• [Your task]:
Take each line containing "Month" and report it exactly as written.

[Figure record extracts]
╔══

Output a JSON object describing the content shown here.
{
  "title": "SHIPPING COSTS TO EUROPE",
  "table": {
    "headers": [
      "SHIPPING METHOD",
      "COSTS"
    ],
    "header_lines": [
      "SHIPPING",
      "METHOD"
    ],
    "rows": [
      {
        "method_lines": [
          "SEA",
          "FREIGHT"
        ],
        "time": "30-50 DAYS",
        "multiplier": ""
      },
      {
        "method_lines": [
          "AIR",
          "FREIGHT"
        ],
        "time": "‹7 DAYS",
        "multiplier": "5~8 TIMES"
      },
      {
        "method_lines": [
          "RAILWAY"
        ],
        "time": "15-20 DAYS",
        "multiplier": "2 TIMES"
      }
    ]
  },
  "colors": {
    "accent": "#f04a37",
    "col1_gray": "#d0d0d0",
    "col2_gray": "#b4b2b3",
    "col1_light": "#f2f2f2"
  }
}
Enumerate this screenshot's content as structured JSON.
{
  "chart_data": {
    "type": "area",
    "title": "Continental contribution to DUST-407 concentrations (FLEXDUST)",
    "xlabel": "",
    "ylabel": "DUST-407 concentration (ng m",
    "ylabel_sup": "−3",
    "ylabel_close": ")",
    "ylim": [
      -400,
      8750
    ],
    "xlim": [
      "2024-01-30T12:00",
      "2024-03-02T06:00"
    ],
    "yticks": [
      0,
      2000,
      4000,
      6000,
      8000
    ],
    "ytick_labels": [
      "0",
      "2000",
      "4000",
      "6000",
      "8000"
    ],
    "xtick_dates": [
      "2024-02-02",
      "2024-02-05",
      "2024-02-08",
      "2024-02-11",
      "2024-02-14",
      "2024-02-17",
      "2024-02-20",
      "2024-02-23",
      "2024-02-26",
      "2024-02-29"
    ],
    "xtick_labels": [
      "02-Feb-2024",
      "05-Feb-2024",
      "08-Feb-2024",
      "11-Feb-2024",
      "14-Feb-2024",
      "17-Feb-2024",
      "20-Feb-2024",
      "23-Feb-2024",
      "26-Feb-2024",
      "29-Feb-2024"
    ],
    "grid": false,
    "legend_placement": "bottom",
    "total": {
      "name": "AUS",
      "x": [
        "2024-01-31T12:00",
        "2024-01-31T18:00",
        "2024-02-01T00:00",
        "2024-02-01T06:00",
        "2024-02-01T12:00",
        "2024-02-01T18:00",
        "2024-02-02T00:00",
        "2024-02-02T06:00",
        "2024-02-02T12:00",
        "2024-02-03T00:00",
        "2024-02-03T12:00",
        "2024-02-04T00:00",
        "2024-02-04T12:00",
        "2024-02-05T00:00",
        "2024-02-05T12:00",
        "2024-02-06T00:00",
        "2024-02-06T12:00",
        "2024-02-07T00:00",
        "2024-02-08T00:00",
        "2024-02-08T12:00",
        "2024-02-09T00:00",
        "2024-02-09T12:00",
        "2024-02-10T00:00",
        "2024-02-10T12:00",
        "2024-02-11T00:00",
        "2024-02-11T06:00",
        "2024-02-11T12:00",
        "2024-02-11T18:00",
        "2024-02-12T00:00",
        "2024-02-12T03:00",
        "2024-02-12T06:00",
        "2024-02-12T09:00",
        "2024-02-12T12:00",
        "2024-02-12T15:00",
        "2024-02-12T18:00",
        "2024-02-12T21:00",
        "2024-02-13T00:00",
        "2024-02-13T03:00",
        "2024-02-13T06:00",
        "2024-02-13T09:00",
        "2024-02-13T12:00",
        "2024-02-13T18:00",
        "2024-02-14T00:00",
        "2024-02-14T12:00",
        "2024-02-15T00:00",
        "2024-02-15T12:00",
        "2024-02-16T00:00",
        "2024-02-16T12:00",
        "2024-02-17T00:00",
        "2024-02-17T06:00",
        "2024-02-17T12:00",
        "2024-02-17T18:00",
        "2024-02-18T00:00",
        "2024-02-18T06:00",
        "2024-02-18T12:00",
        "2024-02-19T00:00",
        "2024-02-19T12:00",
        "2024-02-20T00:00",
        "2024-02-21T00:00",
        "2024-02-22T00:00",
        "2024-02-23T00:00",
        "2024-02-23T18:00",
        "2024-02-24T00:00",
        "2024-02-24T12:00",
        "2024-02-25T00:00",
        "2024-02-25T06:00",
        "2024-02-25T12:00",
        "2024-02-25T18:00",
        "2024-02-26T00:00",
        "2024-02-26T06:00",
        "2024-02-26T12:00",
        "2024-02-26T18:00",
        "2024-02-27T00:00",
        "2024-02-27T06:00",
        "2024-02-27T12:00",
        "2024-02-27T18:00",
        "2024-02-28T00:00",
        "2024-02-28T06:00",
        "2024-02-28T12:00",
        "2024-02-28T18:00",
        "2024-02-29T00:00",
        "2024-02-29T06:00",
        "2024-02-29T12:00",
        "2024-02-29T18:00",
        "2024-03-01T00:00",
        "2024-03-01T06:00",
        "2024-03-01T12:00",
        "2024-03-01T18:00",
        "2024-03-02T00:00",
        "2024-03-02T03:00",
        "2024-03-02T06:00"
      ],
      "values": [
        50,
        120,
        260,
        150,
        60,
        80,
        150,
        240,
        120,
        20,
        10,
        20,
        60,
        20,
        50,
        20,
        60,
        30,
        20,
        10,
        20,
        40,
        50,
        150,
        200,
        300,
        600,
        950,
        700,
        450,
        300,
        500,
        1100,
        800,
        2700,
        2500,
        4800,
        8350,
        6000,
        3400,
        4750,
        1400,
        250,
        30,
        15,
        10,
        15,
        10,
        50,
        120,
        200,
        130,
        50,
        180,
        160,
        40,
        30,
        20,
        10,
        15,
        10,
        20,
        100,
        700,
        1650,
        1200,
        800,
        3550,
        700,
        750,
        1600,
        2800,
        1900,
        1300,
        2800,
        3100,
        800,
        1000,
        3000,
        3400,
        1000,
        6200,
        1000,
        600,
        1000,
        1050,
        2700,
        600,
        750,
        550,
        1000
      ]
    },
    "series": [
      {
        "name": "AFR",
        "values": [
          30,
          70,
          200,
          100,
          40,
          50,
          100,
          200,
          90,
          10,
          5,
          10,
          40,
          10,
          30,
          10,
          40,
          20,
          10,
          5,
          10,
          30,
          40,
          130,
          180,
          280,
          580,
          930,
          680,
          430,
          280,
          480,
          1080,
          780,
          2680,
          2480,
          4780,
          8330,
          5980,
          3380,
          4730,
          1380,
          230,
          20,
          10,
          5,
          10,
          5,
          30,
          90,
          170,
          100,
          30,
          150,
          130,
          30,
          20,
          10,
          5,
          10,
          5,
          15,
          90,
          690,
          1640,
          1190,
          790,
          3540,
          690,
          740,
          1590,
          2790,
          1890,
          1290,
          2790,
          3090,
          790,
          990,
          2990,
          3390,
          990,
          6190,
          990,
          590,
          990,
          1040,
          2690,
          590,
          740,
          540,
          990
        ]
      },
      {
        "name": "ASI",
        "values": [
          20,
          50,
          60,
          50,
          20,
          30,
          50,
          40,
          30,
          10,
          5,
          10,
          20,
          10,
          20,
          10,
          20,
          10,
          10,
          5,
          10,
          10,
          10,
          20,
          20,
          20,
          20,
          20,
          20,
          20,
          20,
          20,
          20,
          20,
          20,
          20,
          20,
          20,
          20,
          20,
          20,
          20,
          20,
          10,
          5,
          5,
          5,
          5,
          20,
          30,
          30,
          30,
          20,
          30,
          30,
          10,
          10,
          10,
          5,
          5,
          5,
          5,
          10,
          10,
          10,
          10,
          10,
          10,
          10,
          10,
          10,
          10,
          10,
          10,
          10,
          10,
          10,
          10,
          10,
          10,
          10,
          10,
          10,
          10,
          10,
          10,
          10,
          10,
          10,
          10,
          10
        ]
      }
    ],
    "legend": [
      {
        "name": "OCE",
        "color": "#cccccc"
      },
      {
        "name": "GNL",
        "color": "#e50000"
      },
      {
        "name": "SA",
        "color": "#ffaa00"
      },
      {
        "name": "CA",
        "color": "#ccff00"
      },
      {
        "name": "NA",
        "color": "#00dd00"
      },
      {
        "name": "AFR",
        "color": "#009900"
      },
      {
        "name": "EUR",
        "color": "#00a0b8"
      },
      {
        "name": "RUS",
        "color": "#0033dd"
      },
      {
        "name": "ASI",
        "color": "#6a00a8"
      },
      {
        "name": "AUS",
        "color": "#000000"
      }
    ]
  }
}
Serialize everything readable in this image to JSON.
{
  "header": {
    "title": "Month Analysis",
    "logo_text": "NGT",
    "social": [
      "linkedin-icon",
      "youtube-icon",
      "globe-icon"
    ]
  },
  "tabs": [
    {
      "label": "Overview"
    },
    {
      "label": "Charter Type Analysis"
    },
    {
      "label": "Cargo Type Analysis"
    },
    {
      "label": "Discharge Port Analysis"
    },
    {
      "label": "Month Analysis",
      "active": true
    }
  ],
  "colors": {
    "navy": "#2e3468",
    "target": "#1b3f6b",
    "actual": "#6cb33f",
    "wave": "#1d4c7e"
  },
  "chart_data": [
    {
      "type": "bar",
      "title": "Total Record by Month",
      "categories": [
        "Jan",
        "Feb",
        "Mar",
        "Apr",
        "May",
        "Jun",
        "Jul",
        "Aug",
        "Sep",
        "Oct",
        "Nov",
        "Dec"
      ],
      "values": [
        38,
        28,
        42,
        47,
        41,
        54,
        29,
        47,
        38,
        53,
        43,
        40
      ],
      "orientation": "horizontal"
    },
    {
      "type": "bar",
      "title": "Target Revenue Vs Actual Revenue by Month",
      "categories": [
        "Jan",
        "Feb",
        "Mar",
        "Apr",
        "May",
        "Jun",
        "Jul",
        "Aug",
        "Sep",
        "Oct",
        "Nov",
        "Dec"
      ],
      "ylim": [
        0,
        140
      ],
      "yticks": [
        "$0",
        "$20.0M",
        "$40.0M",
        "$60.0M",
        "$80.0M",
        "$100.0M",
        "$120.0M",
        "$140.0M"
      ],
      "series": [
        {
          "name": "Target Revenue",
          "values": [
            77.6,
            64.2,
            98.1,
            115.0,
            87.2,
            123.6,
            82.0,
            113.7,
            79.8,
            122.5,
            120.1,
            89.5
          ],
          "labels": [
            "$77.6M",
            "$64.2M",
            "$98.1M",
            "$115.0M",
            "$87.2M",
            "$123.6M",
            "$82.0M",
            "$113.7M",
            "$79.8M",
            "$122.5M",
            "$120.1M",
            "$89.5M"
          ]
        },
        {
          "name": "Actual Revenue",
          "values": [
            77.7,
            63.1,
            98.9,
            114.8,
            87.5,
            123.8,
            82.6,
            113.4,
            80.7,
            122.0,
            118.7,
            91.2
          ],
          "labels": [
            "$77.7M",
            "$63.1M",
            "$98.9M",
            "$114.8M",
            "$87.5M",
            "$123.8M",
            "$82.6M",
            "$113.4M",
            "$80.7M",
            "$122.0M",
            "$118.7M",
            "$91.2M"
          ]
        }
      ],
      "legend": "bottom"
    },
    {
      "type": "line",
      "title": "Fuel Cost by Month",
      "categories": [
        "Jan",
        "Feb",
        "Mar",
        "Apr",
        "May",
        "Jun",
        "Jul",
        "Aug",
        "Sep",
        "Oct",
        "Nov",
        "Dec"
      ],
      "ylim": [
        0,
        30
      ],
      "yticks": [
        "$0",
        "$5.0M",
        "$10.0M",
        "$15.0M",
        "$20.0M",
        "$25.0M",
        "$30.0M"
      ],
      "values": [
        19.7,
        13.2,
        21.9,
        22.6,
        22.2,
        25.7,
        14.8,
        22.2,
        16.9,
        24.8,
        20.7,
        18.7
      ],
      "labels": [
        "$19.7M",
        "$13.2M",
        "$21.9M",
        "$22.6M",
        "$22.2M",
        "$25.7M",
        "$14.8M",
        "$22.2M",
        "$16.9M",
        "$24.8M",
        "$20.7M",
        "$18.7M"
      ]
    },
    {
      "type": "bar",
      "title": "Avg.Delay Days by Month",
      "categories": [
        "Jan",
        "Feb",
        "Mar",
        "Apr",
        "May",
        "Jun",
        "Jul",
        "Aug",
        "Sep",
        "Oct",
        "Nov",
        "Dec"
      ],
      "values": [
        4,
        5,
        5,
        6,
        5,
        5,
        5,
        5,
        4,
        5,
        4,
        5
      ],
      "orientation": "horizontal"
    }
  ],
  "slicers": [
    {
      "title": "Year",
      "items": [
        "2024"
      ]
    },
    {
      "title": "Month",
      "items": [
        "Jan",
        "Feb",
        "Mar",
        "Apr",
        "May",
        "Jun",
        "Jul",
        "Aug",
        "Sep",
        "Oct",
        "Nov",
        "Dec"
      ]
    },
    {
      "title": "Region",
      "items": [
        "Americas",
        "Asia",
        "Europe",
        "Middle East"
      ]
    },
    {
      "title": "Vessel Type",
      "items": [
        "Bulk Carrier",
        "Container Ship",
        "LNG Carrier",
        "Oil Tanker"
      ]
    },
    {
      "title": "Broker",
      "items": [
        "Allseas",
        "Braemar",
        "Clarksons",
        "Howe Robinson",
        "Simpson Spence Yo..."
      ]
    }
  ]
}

╚══

• [Answer below]:
    "title": "Month Analysis",
      "label": "Month Analysis",
      "title": "Total Record by Month",
      "title": "Target Revenue Vs Actual Revenue by Month",
      "title": "Fuel Cost by Month",
      "title": "Avg.Delay Days by Month",
      "title": "Month",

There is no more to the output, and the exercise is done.